▶ [Rows]
----------

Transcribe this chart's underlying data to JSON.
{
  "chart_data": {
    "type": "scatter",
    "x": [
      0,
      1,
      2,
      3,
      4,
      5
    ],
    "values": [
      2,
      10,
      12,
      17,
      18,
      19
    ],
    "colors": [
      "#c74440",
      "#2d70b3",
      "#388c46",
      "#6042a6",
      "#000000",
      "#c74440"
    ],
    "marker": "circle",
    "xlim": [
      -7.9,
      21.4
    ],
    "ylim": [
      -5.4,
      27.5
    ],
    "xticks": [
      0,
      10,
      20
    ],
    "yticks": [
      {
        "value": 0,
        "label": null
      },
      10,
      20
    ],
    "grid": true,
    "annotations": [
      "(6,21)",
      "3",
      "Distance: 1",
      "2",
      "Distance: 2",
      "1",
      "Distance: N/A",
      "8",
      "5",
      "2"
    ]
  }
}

----------

Word for word, extract all the records.

▶ [Problem solution]
Transcribe this chart's underlying data to JSON.
{
  "chart_data": {
    "type": "scatter",
    "x": [
      0,
      1,
      2,
      3,
      4,
      5
    ],
    "values": [
      2,
      10,
      12,
      17,
      18,
      19
    ],
    "colors": [
      "#c74440",
      "#2d70b3",
      "#388c46",
      "#6042a6",
      "#000000",
      "#c74440"
    ],
    "marker": "circle",
    "xlim": [
      -7.9,
      21.4
    ],
    "ylim": [
      -5.4,
      27.5
    ],
    "xticks": [
      0,
      10,
      20
    ],
    "yticks": [
      {
        "value": 0,
        "label": null
      },
      10,
      20
    ],
    "grid": true,
    "annotations": [
      "(6,21)",
      "3",
      "Distance: 1",
      "2",
      "Distance: 2",
      "1",
      "Distance: N/A",
      "8",
      "5",
      "2"
    ]
  }
}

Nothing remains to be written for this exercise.